____ Data supplied

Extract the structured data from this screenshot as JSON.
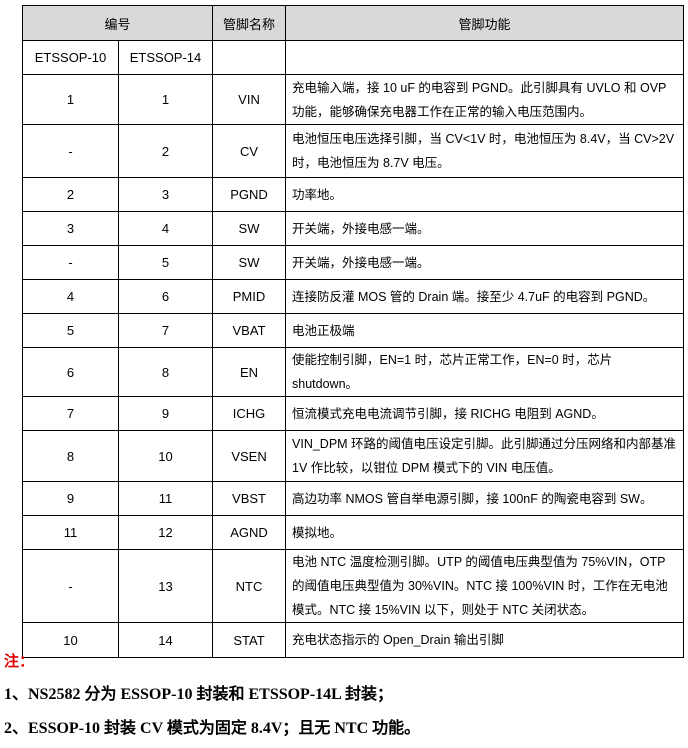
{
  "header": {
    "number": "编号",
    "pin_name": "管脚名称",
    "pin_function": "管脚功能"
  },
  "subheader": {
    "pkg10": "ETSSOP-10",
    "pkg14": "ETSSOP-14",
    "name": "",
    "func": ""
  },
  "rows": [
    {
      "p10": "1",
      "p14": "1",
      "name": "VIN",
      "func": "充电输入端，接 10 uF 的电容到 PGND。此引脚具有 UVLO 和 OVP 功能，能够确保充电器工作在正常的输入电压范围内。"
    },
    {
      "p10": "-",
      "p14": "2",
      "name": "CV",
      "func": "电池恒压电压选择引脚，当 CV<1V 时，电池恒压为 8.4V，当 CV>2V 时，电池恒压为 8.7V 电压。"
    },
    {
      "p10": "2",
      "p14": "3",
      "name": "PGND",
      "func": "功率地。"
    },
    {
      "p10": "3",
      "p14": "4",
      "name": "SW",
      "func": "开关端，外接电感一端。"
    },
    {
      "p10": "-",
      "p14": "5",
      "name": "SW",
      "func": "开关端，外接电感一端。"
    },
    {
      "p10": "4",
      "p14": "6",
      "name": "PMID",
      "func": "连接防反灌 MOS 管的 Drain 端。接至少 4.7uF 的电容到 PGND。"
    },
    {
      "p10": "5",
      "p14": "7",
      "name": "VBAT",
      "func": "电池正极端"
    },
    {
      "p10": "6",
      "p14": "8",
      "name": "EN",
      "func": "使能控制引脚，EN=1 时，芯片正常工作，EN=0 时，芯片 shutdown。"
    },
    {
      "p10": "7",
      "p14": "9",
      "name": "ICHG",
      "func": "恒流模式充电电流调节引脚，接 RICHG 电阻到 AGND。"
    },
    {
      "p10": "8",
      "p14": "10",
      "name": "VSEN",
      "func": "VIN_DPM 环路的阈值电压设定引脚。此引脚通过分压网络和内部基准 1V 作比较，以钳位 DPM 模式下的 VIN 电压值。"
    },
    {
      "p10": "9",
      "p14": "11",
      "name": "VBST",
      "func": "高边功率 NMOS 管自举电源引脚，接 100nF 的陶瓷电容到 SW。"
    },
    {
      "p10": "11",
      "p14": "12",
      "name": "AGND",
      "func": "模拟地。"
    },
    {
      "p10": "-",
      "p14": "13",
      "name": "NTC",
      "func": "电池 NTC 温度检测引脚。UTP 的阈值电压典型值为 75%VIN，OTP 的阈值电压典型值为 30%VIN。NTC 接 100%VIN 时，工作在无电池模式。NTC 接 15%VIN 以下，则处于 NTC 关闭状态。"
    },
    {
      "p10": "10",
      "p14": "14",
      "name": "STAT",
      "func": "充电状态指示的 Open_Drain 输出引脚"
    }
  ],
  "notes": {
    "heading": "注：",
    "items": [
      "1、NS2582 分为 ESSOP-10 封装和 ETSSOP-14L 封装；",
      "2、ESSOP-10 封装 CV 模式为固定 8.4V；且无 NTC 功能。"
    ]
  },
  "colors": {
    "header_bg": "#d9d9d9",
    "note_heading": "#e00000"
  }
}
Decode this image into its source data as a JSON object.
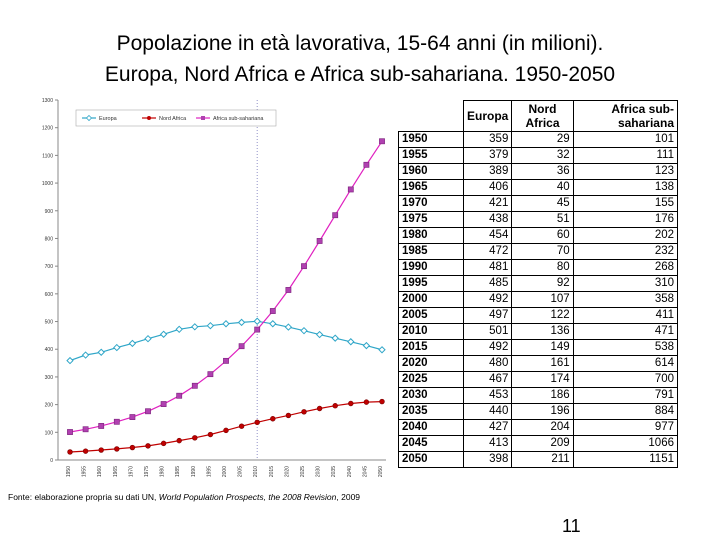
{
  "slide": {
    "title_line1": "Popolazione in età lavorativa, 15-64 anni (in milioni).",
    "title_line2": "Europa, Nord Africa e Africa sub-sahariana. 1950-2050",
    "source_prefix": "Fonte: elaborazione propria su dati UN, ",
    "source_italic": "World Population Prospects, the 2008 Revision",
    "source_suffix": ", 2009",
    "page_number": "11"
  },
  "table": {
    "headers": [
      "",
      "Europa",
      "Nord Africa",
      "Africa sub-sahariana"
    ],
    "rows": [
      [
        "1950",
        "359",
        "29",
        "101"
      ],
      [
        "1955",
        "379",
        "32",
        "111"
      ],
      [
        "1960",
        "389",
        "36",
        "123"
      ],
      [
        "1965",
        "406",
        "40",
        "138"
      ],
      [
        "1970",
        "421",
        "45",
        "155"
      ],
      [
        "1975",
        "438",
        "51",
        "176"
      ],
      [
        "1980",
        "454",
        "60",
        "202"
      ],
      [
        "1985",
        "472",
        "70",
        "232"
      ],
      [
        "1990",
        "481",
        "80",
        "268"
      ],
      [
        "1995",
        "485",
        "92",
        "310"
      ],
      [
        "2000",
        "492",
        "107",
        "358"
      ],
      [
        "2005",
        "497",
        "122",
        "411"
      ],
      [
        "2010",
        "501",
        "136",
        "471"
      ],
      [
        "2015",
        "492",
        "149",
        "538"
      ],
      [
        "2020",
        "480",
        "161",
        "614"
      ],
      [
        "2025",
        "467",
        "174",
        "700"
      ],
      [
        "2030",
        "453",
        "186",
        "791"
      ],
      [
        "2035",
        "440",
        "196",
        "884"
      ],
      [
        "2040",
        "427",
        "204",
        "977"
      ],
      [
        "2045",
        "413",
        "209",
        "1066"
      ],
      [
        "2050",
        "398",
        "211",
        "1151"
      ]
    ]
  },
  "chart_data": {
    "type": "line",
    "title": "",
    "xlabel": "",
    "ylabel": "",
    "x": [
      1950,
      1955,
      1960,
      1965,
      1970,
      1975,
      1980,
      1985,
      1990,
      1995,
      2000,
      2005,
      2010,
      2015,
      2020,
      2025,
      2030,
      2035,
      2040,
      2045,
      2050
    ],
    "x_tick_labels": [
      "1950",
      "1955",
      "1960",
      "1965",
      "1970",
      "1975",
      "1980",
      "1985",
      "1990",
      "1995",
      "2000",
      "2005",
      "2010",
      "2015",
      "2020",
      "2025",
      "2030",
      "2035",
      "2040",
      "2045",
      "2050"
    ],
    "ylim": [
      0,
      1300
    ],
    "y_ticks": [
      0,
      100,
      200,
      300,
      400,
      500,
      600,
      700,
      800,
      900,
      1000,
      1100,
      1200,
      1300
    ],
    "y_tick_labels": [
      "0",
      "100",
      "200",
      "300",
      "400",
      "500",
      "600",
      "700",
      "800",
      "900",
      "1000",
      "1100",
      "1200",
      "1300"
    ],
    "marker_line_x": 2010,
    "legend_position": "top",
    "series": [
      {
        "name": "Europa",
        "color": "#2fa6c8",
        "marker": "diamond",
        "values": [
          359,
          379,
          389,
          406,
          421,
          438,
          454,
          472,
          481,
          485,
          492,
          497,
          501,
          492,
          480,
          467,
          453,
          440,
          427,
          413,
          398
        ]
      },
      {
        "name": "Nord Africa",
        "color": "#c00000",
        "marker": "circle",
        "values": [
          29,
          32,
          36,
          40,
          45,
          51,
          60,
          70,
          80,
          92,
          107,
          122,
          136,
          149,
          161,
          174,
          186,
          196,
          204,
          209,
          211
        ]
      },
      {
        "name": "Africa sub-sahariana",
        "color": "#e020c0",
        "marker": "square",
        "values": [
          101,
          111,
          123,
          138,
          155,
          176,
          202,
          232,
          268,
          310,
          358,
          411,
          471,
          538,
          614,
          700,
          791,
          884,
          977,
          1066,
          1151
        ]
      }
    ]
  }
}
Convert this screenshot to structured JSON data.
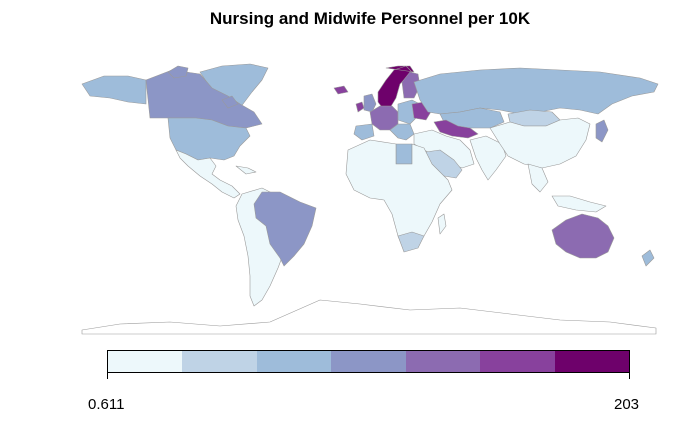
{
  "title": "Nursing and Midwife Personnel per 10K",
  "legend": {
    "min_label": "0.611",
    "max_label": "203",
    "palette": [
      "#edf8fb",
      "#bfd3e6",
      "#9ebcda",
      "#8c96c6",
      "#8c6bb1",
      "#88419d",
      "#6e016b"
    ]
  },
  "chart_data": {
    "type": "choropleth",
    "title": "Nursing and Midwife Personnel per 10K",
    "range": [
      0.611,
      203
    ],
    "bins": 7,
    "regions": [
      {
        "region": "Canada",
        "bin": 3
      },
      {
        "region": "United States",
        "bin": 2
      },
      {
        "region": "Greenland",
        "bin": 2
      },
      {
        "region": "Mexico / Central America",
        "bin": 0
      },
      {
        "region": "Brazil",
        "bin": 3
      },
      {
        "region": "South America (other)",
        "bin": 0
      },
      {
        "region": "Russia",
        "bin": 2
      },
      {
        "region": "Norway / Sweden",
        "bin": 6
      },
      {
        "region": "Finland",
        "bin": 4
      },
      {
        "region": "Western Europe",
        "bin": 4
      },
      {
        "region": "Ireland",
        "bin": 5
      },
      {
        "region": "Eastern Europe",
        "bin": 2
      },
      {
        "region": "Belarus / Ukraine",
        "bin": 5
      },
      {
        "region": "Kazakhstan",
        "bin": 2
      },
      {
        "region": "Central Asia",
        "bin": 5
      },
      {
        "region": "Mongolia",
        "bin": 1
      },
      {
        "region": "China / East Asia",
        "bin": 0
      },
      {
        "region": "Japan",
        "bin": 3
      },
      {
        "region": "Middle East",
        "bin": 0
      },
      {
        "region": "Saudi Arabia",
        "bin": 1
      },
      {
        "region": "Libya",
        "bin": 2
      },
      {
        "region": "Africa (other)",
        "bin": 0
      },
      {
        "region": "South Africa",
        "bin": 1
      },
      {
        "region": "Australia",
        "bin": 4
      },
      {
        "region": "New Zealand",
        "bin": 2
      },
      {
        "region": "Antarctica",
        "bin": -1
      }
    ]
  }
}
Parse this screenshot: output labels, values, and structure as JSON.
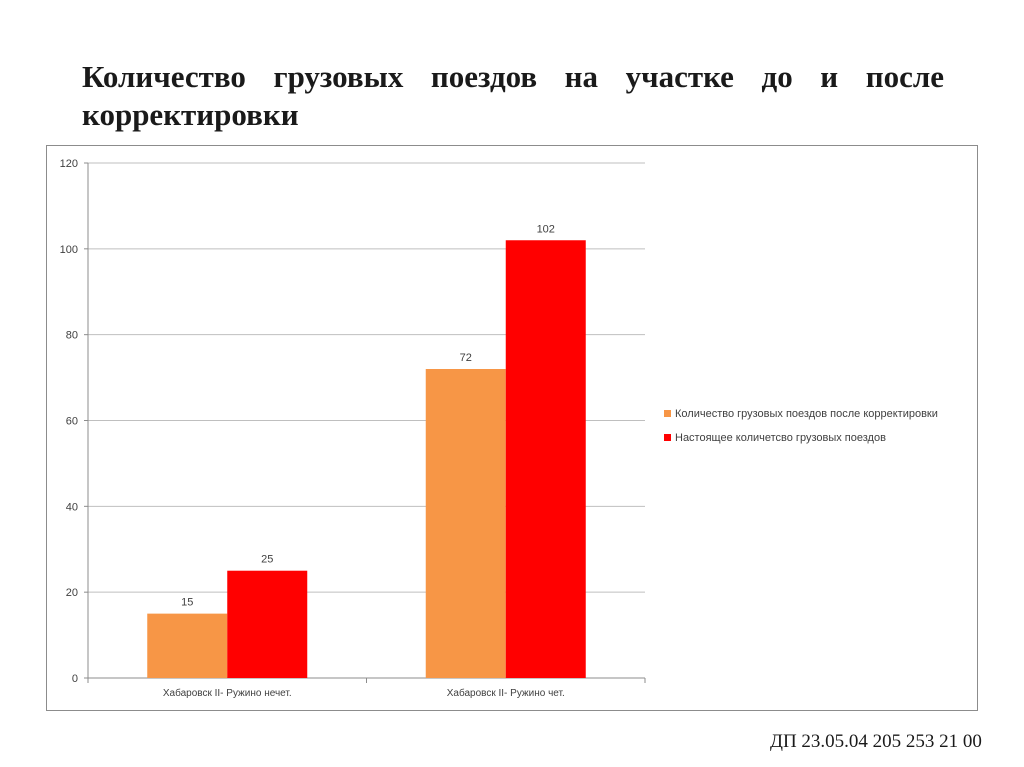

________

Pull out all lines containing the word "other" from the entries above.

**Exercise solution**.
        "region": "South America (other)",
        "region": "Africa (other)",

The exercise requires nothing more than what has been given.